'''
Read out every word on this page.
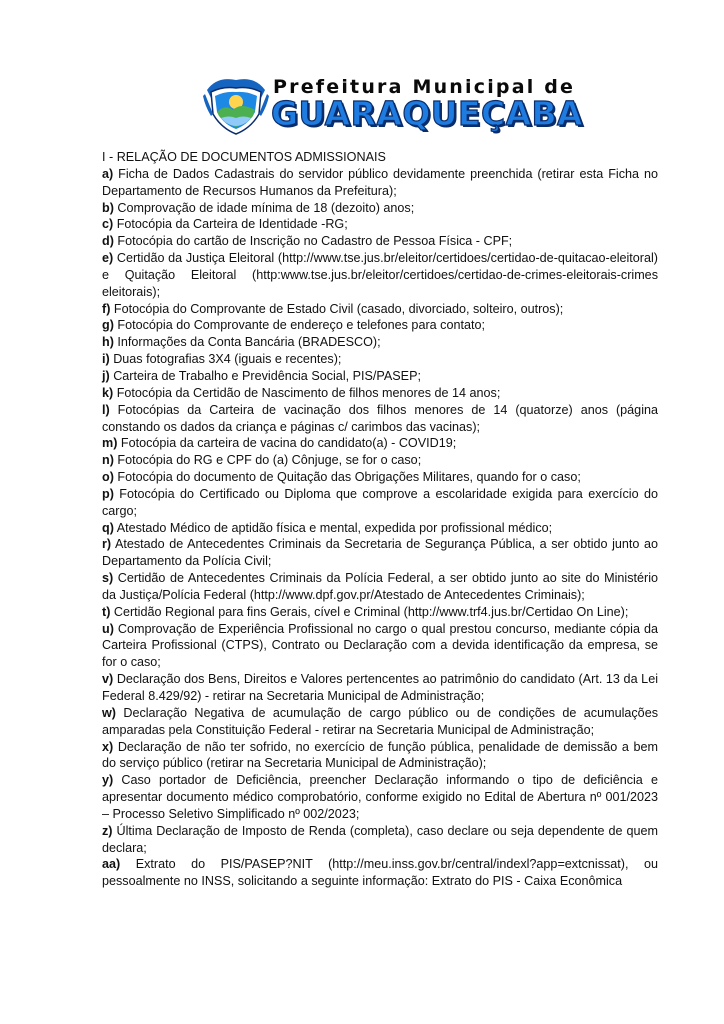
Prefeitura Municipal de
GUARAQUEÇABA

I - RELAÇÃO DE DOCUMENTOS ADMISSIONAIS

a) Ficha de Dados Cadastrais do servidor público devidamente preenchida (retirar esta Ficha no Departamento de Recursos Humanos da Prefeitura);

b) Comprovação de idade mínima de 18 (dezoito) anos;

c) Fotocópia da Carteira de Identidade -RG;

d) Fotocópia do cartão de Inscrição no Cadastro de Pessoa Física - CPF;

e) Certidão da Justiça Eleitoral (http://www.tse.jus.br/eleitor/certidoes/certidao-de-quitacao-eleitoral) e Quitação Eleitoral (http:www.tse.jus.br/eleitor/certidoes/certidao-de-crimes-eleitorais-crimes eleitorais);

f) Fotocópia do Comprovante de Estado Civil (casado, divorciado, solteiro, outros);

g) Fotocópia do Comprovante de endereço e telefones para contato;

h) Informações da Conta Bancária (BRADESCO);

i) Duas fotografias 3X4 (iguais e recentes);

j) Carteira de Trabalho e Previdência Social, PIS/PASEP;

k) Fotocópia da Certidão de Nascimento de filhos menores de 14 anos;

l) Fotocópias da Carteira de vacinação dos filhos menores de 14 (quatorze) anos (página constando os dados da criança e páginas c/ carimbos das vacinas);

m) Fotocópia da carteira de vacina do candidato(a) - COVID19;

n) Fotocópia do RG e CPF do (a) Cônjuge, se for o caso;

o) Fotocópia do documento de Quitação das Obrigações Militares, quando for o caso;

p) Fotocópia do Certificado ou Diploma que comprove a escolaridade exigida para exercício do cargo;

q) Atestado Médico de aptidão física e mental, expedida por profissional médico;

r) Atestado de Antecedentes Criminais da Secretaria de Segurança Pública, a ser obtido junto ao Departamento da Polícia Civil;

s) Certidão de Antecedentes Criminais da Polícia Federal, a ser obtido junto ao site do Ministério da Justiça/Polícia Federal (http://www.dpf.gov.pr/Atestado de Antecedentes Criminais);

t) Certidão Regional para fins Gerais, cível e Criminal (http://www.trf4.jus.br/Certidao On Line);

u) Comprovação de Experiência Profissional no cargo o qual prestou concurso, mediante cópia da Carteira Profissional (CTPS), Contrato ou Declaração com a devida identificação da empresa, se for o caso;

v) Declaração dos Bens, Direitos e Valores pertencentes ao patrimônio do candidato (Art. 13 da Lei Federal 8.429/92) - retirar na Secretaria Municipal de Administração;

w) Declaração Negativa de acumulação de cargo público ou de condições de acumulações amparadas pela Constituição Federal - retirar na Secretaria Municipal de Administração;

x) Declaração de não ter sofrido, no exercício de função pública, penalidade de demissão a bem do serviço público (retirar na Secretaria Municipal de Administração);

y) Caso portador de Deficiência, preencher Declaração informando o tipo de deficiência e apresentar documento médico comprobatório, conforme exigido no Edital de Abertura nº 001/2023 – Processo Seletivo Simplificado nº 002/2023;

z) Última Declaração de Imposto de Renda (completa), caso declare ou seja dependente de quem declara;

aa) Extrato do PIS/PASEP?NIT (http://meu.inss.gov.br/central/indexl?app=extcnissat), ou pessoalmente no INSS, solicitando a seguinte informação: Extrato do PIS - Caixa Econômica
'''
Given problem. Set every line down exactly as written, leaving each picture out.

Response to this exercise.
Read out every word on this page.
Prefeitura Municipal de
GUARAQUEÇABA

I - RELAÇÃO DE DOCUMENTOS ADMISSIONAIS

a) Ficha de Dados Cadastrais do servidor público devidamente preenchida (retirar esta Ficha no Departamento de Recursos Humanos da Prefeitura);

b) Comprovação de idade mínima de 18 (dezoito) anos;

c) Fotocópia da Carteira de Identidade -RG;

d) Fotocópia do cartão de Inscrição no Cadastro de Pessoa Física - CPF;

e) Certidão da Justiça Eleitoral (http://www.tse.jus.br/eleitor/certidoes/certidao-de-quitacao-eleitoral) e Quitação Eleitoral (http:www.tse.jus.br/eleitor/certidoes/certidao-de-crimes-eleitorais-crimes eleitorais);

f) Fotocópia do Comprovante de Estado Civil (casado, divorciado, solteiro, outros);

g) Fotocópia do Comprovante de endereço e telefones para contato;

h) Informações da Conta Bancária (BRADESCO);

i) Duas fotografias 3X4 (iguais e recentes);

j) Carteira de Trabalho e Previdência Social, PIS/PASEP;

k) Fotocópia da Certidão de Nascimento de filhos menores de 14 anos;

l) Fotocópias da Carteira de vacinação dos filhos menores de 14 (quatorze) anos (página constando os dados da criança e páginas c/ carimbos das vacinas);

m) Fotocópia da carteira de vacina do candidato(a) - COVID19;

n) Fotocópia do RG e CPF do (a) Cônjuge, se for o caso;

o) Fotocópia do documento de Quitação das Obrigações Militares, quando for o caso;

p) Fotocópia do Certificado ou Diploma que comprove a escolaridade exigida para exercício do cargo;

q) Atestado Médico de aptidão física e mental, expedida por profissional médico;

r) Atestado de Antecedentes Criminais da Secretaria de Segurança Pública, a ser obtido junto ao Departamento da Polícia Civil;

s) Certidão de Antecedentes Criminais da Polícia Federal, a ser obtido junto ao site do Ministério da Justiça/Polícia Federal (http://www.dpf.gov.pr/Atestado de Antecedentes Criminais);

t) Certidão Regional para fins Gerais, cível e Criminal (http://www.trf4.jus.br/Certidao On Line);

u) Comprovação de Experiência Profissional no cargo o qual prestou concurso, mediante cópia da Carteira Profissional (CTPS), Contrato ou Declaração com a devida identificação da empresa, se for o caso;

v) Declaração dos Bens, Direitos e Valores pertencentes ao patrimônio do candidato (Art. 13 da Lei Federal 8.429/92) - retirar na Secretaria Municipal de Administração;

w) Declaração Negativa de acumulação de cargo público ou de condições de acumulações amparadas pela Constituição Federal - retirar na Secretaria Municipal de Administração;

x) Declaração de não ter sofrido, no exercício de função pública, penalidade de demissão a bem do serviço público (retirar na Secretaria Municipal de Administração);

y) Caso portador de Deficiência, preencher Declaração informando o tipo de deficiência e apresentar documento médico comprobatório, conforme exigido no Edital de Abertura nº 001/2023 – Processo Seletivo Simplificado nº 002/2023;

z) Última Declaração de Imposto de Renda (completa), caso declare ou seja dependente de quem declara;

aa) Extrato do PIS/PASEP?NIT (http://meu.inss.gov.br/central/indexl?app=extcnissat), ou pessoalmente no INSS, solicitando a seguinte informação: Extrato do PIS - Caixa Econômica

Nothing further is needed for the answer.